(Data excerpts)
────────────────
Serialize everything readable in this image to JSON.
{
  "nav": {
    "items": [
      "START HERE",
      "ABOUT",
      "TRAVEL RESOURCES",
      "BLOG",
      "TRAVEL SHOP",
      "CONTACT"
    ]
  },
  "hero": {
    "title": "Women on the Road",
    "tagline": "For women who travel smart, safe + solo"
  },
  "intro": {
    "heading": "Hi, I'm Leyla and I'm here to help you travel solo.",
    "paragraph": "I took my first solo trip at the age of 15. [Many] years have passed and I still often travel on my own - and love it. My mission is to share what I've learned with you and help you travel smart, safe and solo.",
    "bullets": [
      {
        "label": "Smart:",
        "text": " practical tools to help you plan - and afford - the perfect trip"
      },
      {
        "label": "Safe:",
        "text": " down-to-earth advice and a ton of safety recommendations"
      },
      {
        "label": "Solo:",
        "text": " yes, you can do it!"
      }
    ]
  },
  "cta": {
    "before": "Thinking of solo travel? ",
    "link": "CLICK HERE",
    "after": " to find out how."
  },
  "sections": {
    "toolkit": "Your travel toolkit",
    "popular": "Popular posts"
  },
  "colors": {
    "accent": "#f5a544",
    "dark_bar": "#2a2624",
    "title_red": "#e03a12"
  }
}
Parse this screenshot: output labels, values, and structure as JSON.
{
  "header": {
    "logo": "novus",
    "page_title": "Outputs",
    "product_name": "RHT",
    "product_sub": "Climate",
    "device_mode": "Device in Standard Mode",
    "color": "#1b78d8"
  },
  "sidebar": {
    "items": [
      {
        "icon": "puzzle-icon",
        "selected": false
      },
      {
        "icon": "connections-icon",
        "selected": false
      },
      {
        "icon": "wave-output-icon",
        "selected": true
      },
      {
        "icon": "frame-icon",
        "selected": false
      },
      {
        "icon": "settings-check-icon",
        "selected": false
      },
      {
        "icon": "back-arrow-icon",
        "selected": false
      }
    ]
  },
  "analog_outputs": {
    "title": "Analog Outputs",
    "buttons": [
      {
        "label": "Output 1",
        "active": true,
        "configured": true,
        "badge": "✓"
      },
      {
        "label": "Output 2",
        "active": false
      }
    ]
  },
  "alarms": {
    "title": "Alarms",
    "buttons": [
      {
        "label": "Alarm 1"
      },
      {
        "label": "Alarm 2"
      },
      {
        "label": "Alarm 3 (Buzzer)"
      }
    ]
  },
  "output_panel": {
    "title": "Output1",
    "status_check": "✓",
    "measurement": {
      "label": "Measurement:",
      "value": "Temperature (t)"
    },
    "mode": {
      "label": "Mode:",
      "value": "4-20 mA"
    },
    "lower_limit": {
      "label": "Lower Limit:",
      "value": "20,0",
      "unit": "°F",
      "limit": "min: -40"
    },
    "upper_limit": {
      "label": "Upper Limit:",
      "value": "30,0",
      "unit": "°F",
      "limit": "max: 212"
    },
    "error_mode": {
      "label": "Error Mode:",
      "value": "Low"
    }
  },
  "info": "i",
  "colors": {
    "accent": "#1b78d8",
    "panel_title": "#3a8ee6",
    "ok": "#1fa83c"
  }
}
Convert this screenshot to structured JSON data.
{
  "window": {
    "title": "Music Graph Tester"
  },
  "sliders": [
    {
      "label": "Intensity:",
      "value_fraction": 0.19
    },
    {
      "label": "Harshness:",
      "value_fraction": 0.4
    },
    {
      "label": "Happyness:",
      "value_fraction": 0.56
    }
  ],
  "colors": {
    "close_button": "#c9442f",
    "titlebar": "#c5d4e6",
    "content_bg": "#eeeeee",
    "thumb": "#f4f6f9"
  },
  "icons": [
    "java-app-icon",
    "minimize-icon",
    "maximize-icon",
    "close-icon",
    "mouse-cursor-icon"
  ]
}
────────────────
Exercise brief — Find "JSON". Copy every line it occurs in.

Worked solution —
Serialize everything readable in this image to JSON.
Parse this screenshot: output labels, values, and structure as JSON.
Convert this screenshot to structured JSON data.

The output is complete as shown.